§ **Exercise task**
Print the listing below in its entirety, character for character.

# start of Given records

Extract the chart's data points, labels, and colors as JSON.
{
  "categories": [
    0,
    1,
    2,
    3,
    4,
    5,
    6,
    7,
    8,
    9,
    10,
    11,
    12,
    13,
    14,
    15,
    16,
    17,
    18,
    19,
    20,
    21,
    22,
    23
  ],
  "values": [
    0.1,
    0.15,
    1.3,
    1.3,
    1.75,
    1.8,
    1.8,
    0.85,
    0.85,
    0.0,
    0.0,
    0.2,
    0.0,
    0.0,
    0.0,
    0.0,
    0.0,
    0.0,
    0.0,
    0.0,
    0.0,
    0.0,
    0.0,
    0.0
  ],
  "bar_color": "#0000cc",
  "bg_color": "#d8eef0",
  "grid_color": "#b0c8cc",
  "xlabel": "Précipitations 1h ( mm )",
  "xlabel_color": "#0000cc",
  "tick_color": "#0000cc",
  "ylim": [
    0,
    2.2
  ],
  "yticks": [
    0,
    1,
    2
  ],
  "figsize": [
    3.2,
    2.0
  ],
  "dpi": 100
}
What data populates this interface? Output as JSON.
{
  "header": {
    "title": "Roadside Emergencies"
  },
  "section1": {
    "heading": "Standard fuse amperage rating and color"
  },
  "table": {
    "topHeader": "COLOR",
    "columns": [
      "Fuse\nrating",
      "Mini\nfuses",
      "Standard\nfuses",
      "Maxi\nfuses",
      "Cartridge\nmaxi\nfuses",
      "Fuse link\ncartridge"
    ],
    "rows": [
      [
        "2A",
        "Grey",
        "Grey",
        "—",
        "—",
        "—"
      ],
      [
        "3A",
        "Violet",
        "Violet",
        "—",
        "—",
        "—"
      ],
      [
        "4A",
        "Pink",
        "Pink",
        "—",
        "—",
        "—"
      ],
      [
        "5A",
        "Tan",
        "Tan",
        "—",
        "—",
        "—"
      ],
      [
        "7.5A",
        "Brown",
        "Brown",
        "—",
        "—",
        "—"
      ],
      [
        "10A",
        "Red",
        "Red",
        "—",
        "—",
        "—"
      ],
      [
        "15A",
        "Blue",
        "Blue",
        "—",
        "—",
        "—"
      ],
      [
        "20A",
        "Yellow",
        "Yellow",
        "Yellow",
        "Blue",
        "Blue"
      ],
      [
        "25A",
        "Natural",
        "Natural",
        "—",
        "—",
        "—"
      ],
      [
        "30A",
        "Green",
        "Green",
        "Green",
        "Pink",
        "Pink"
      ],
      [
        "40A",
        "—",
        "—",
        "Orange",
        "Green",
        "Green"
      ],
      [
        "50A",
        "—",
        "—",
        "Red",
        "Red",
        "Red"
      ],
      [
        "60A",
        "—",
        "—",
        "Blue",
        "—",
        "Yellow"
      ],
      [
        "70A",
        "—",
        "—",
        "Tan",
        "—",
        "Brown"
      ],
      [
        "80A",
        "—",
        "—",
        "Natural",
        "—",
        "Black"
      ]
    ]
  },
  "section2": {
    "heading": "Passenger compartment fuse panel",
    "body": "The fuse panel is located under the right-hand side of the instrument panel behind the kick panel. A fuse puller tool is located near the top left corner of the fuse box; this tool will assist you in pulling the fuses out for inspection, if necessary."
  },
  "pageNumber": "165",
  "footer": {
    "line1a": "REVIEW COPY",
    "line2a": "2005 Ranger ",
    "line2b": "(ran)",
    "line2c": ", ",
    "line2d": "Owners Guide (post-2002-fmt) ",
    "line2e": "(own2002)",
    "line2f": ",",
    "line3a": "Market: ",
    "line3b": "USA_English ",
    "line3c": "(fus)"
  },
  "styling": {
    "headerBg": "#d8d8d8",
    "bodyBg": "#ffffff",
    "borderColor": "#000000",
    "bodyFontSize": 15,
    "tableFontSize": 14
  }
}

# end of Given records

§ **Solution**
Extract the chart's data points, labels, and colors as JSON.
{
  "categories": [
    0,
    1,
    2,
    3,
    4,
    5,
    6,
    7,
    8,
    9,
    10,
    11,
    12,
    13,
    14,
    15,
    16,
    17,
    18,
    19,
    20,
    21,
    22,
    23
  ],
  "values": [
    0.1,
    0.15,
    1.3,
    1.3,
    1.75,
    1.8,
    1.8,
    0.85,
    0.85,
    0.0,
    0.0,
    0.2,
    0.0,
    0.0,
    0.0,
    0.0,
    0.0,
    0.0,
    0.0,
    0.0,
    0.0,
    0.0,
    0.0,
    0.0
  ],
  "bar_color": "#0000cc",
  "bg_color": "#d8eef0",
  "grid_color": "#b0c8cc",
  "xlabel": "Précipitations 1h ( mm )",
  "xlabel_color": "#0000cc",
  "tick_color": "#0000cc",
  "ylim": [
    0,
    2.2
  ],
  "yticks": [
    0,
    1,
    2
  ],
  "figsize": [
    3.2,
    2.0
  ],
  "dpi": 100
}
What data populates this interface? Output as JSON.
{
  "header": {
    "title": "Roadside Emergencies"
  },
  "section1": {
    "heading": "Standard fuse amperage rating and color"
  },
  "table": {
    "topHeader": "COLOR",
    "columns": [
      "Fuse\nrating",
      "Mini\nfuses",
      "Standard\nfuses",
      "Maxi\nfuses",
      "Cartridge\nmaxi\nfuses",
      "Fuse link\ncartridge"
    ],
    "rows": [
      [
        "2A",
        "Grey",
        "Grey",
        "—",
        "—",
        "—"
      ],
      [
        "3A",
        "Violet",
        "Violet",
        "—",
        "—",
        "—"
      ],
      [
        "4A",
        "Pink",
        "Pink",
        "—",
        "—",
        "—"
      ],
      [
        "5A",
        "Tan",
        "Tan",
        "—",
        "—",
        "—"
      ],
      [
        "7.5A",
        "Brown",
        "Brown",
        "—",
        "—",
        "—"
      ],
      [
        "10A",
        "Red",
        "Red",
        "—",
        "—",
        "—"
      ],
      [
        "15A",
        "Blue",
        "Blue",
        "—",
        "—",
        "—"
      ],
      [
        "20A",
        "Yellow",
        "Yellow",
        "Yellow",
        "Blue",
        "Blue"
      ],
      [
        "25A",
        "Natural",
        "Natural",
        "—",
        "—",
        "—"
      ],
      [
        "30A",
        "Green",
        "Green",
        "Green",
        "Pink",
        "Pink"
      ],
      [
        "40A",
        "—",
        "—",
        "Orange",
        "Green",
        "Green"
      ],
      [
        "50A",
        "—",
        "—",
        "Red",
        "Red",
        "Red"
      ],
      [
        "60A",
        "—",
        "—",
        "Blue",
        "—",
        "Yellow"
      ],
      [
        "70A",
        "—",
        "—",
        "Tan",
        "—",
        "Brown"
      ],
      [
        "80A",
        "—",
        "—",
        "Natural",
        "—",
        "Black"
      ]
    ]
  },
  "section2": {
    "heading": "Passenger compartment fuse panel",
    "body": "The fuse panel is located under the right-hand side of the instrument panel behind the kick panel. A fuse puller tool is located near the top left corner of the fuse box; this tool will assist you in pulling the fuses out for inspection, if necessary."
  },
  "pageNumber": "165",
  "footer": {
    "line1a": "REVIEW COPY",
    "line2a": "2005 Ranger ",
    "line2b": "(ran)",
    "line2c": ", ",
    "line2d": "Owners Guide (post-2002-fmt) ",
    "line2e": "(own2002)",
    "line2f": ",",
    "line3a": "Market: ",
    "line3b": "USA_English ",
    "line3c": "(fus)"
  },
  "styling": {
    "headerBg": "#d8d8d8",
    "bodyBg": "#ffffff",
    "borderColor": "#000000",
    "bodyFontSize": 15,
    "tableFontSize": 14
  }
}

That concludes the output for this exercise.